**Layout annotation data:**
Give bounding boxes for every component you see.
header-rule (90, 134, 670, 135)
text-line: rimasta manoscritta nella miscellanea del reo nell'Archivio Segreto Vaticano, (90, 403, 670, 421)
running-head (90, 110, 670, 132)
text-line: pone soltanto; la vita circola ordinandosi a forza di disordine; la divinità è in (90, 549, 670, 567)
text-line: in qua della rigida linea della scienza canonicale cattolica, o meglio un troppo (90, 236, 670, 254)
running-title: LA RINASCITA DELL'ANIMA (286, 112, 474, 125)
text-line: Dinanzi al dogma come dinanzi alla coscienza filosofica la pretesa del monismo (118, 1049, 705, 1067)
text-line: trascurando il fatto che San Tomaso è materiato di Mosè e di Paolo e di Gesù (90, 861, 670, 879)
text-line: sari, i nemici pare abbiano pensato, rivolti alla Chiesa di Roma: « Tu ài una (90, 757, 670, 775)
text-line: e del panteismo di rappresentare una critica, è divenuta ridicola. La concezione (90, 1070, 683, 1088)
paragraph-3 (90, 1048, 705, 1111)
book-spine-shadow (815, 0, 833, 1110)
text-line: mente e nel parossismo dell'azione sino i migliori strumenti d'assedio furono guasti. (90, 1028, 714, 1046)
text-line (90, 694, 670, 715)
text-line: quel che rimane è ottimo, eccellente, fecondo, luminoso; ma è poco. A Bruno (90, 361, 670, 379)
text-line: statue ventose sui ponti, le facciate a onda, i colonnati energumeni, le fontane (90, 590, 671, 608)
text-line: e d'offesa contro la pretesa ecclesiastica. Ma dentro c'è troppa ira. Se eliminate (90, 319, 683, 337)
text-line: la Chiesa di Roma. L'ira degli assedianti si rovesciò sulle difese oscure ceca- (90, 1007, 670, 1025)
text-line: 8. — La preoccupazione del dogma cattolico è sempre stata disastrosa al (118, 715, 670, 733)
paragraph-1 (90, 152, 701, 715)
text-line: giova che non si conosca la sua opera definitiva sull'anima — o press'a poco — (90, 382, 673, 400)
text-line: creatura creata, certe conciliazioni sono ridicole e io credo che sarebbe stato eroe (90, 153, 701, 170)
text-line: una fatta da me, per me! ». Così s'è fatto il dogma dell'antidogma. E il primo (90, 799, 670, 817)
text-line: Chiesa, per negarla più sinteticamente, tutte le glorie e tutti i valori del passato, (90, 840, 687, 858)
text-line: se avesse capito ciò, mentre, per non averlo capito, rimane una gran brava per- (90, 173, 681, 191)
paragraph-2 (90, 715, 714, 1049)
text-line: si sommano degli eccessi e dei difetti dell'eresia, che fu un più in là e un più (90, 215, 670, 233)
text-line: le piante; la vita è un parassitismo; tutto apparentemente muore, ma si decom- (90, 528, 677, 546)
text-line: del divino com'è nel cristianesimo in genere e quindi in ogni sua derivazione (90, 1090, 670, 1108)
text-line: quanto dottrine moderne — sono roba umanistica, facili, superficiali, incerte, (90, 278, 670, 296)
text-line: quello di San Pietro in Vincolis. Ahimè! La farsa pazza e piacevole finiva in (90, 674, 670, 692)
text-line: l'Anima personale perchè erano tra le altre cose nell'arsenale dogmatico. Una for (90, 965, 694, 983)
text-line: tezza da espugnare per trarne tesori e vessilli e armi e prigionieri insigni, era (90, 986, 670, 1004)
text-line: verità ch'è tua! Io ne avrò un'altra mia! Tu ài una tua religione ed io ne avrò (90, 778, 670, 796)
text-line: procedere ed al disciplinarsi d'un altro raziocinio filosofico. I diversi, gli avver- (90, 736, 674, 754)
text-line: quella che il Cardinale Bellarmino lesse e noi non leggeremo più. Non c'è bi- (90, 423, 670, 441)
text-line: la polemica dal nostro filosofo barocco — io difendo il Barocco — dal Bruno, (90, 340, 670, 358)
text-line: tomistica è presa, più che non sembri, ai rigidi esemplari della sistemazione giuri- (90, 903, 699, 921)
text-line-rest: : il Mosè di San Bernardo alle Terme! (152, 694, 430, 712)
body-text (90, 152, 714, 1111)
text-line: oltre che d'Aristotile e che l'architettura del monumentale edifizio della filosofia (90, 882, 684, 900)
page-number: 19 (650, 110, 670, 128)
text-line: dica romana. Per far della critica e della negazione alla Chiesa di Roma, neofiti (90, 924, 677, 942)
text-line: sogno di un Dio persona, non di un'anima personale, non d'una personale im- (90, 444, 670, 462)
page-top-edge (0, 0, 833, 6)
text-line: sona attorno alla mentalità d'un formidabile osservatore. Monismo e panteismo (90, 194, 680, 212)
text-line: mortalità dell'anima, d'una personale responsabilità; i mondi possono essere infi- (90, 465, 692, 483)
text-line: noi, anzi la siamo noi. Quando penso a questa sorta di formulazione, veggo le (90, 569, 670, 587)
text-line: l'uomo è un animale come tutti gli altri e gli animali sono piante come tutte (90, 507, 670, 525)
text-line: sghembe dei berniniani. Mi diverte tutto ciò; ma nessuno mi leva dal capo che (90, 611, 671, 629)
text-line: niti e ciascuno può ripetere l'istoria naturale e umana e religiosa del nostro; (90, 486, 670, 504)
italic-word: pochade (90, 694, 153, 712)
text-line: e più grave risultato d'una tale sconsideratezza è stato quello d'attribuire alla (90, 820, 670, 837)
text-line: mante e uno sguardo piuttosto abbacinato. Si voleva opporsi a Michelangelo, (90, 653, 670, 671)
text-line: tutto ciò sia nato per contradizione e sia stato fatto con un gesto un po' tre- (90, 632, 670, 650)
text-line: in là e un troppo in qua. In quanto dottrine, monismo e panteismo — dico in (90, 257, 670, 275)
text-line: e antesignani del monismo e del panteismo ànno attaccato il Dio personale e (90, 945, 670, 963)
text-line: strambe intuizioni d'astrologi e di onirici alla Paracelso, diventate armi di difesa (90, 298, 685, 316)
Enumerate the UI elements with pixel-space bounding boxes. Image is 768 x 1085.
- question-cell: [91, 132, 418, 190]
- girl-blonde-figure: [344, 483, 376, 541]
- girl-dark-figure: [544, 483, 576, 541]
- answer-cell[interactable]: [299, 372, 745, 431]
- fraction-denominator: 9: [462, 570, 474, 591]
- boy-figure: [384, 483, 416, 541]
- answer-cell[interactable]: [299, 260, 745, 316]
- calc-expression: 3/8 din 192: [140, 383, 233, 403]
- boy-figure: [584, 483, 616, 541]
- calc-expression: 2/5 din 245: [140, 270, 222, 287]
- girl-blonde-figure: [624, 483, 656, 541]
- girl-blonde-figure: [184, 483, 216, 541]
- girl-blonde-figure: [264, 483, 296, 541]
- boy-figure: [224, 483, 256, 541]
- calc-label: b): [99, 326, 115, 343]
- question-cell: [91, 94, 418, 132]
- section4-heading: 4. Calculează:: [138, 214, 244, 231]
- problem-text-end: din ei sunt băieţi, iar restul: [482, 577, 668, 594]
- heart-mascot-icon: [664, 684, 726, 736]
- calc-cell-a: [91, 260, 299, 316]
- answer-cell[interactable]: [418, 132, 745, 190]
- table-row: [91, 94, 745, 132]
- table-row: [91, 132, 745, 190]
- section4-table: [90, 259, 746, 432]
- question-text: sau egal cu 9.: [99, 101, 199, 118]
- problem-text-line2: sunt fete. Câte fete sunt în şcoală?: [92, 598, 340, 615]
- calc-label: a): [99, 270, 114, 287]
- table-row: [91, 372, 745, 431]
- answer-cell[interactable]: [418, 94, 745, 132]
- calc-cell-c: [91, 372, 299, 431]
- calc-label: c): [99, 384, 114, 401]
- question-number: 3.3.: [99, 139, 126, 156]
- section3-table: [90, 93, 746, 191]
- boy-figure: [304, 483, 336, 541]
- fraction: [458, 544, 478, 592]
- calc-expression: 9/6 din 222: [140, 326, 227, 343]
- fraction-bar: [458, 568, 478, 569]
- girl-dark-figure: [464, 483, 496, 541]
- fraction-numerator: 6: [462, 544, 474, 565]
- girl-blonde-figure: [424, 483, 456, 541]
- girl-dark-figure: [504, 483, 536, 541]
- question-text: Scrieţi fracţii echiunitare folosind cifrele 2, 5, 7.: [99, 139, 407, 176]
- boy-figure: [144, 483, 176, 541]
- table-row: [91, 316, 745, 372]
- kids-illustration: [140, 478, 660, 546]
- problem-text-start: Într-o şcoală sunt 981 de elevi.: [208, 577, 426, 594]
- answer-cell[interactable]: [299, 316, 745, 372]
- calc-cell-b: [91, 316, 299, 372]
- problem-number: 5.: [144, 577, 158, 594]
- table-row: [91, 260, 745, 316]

**What needs to be done:** Render the data from the start through the line containing "book-spine-shadow (815, 0, 833, 1110)" as a Markdown table with the columns Row and Data line, numbering each row and leaving out blank lines.

**The answer:**
| Row | Data line |
|---|---|
| 1 | Give bounding boxes for every component you see. |
| 2 | header-rule (90, 134, 670, 135) |
| 3 | text-line: rimasta manoscritta nella miscellanea del reo nell'Archivio Segreto Vaticano, (90, 403, 670, 421) |
| 4 | running-head (90, 110, 670, 132) |
| 5 | text-line: pone soltanto; la vita circola ordinandosi a forza di disordine; la divinità è in (90, 549, 670, 567) |
| 6 | text-line: in qua della rigida linea della scienza canonicale cattolica, o meglio un troppo (90, 236, 670, 254) |
| 7 | running-title: LA RINASCITA DELL'ANIMA (286, 112, 474, 125) |
| 8 | text-line: Dinanzi al dogma come dinanzi alla coscienza filosofica la pretesa del monismo (118, 1049, 705, 1067) |
| 9 | text-line: trascurando il fatto che San Tomaso è materiato di Mosè e di Paolo e di Gesù (90, 861, 670, 879) |
| 10 | text-line: sari, i nemici pare abbiano pensato, rivolti alla Chiesa di Roma: « Tu ài una (90, 757, 670, 775) |
| 11 | text-line: e del panteismo di rappresentare una critica, è divenuta ridicola. La concezione (90, 1070, 683, 1088) |
| 12 | paragraph-3 (90, 1048, 705, 1111) |
| 13 | book-spine-shadow (815, 0, 833, 1110) |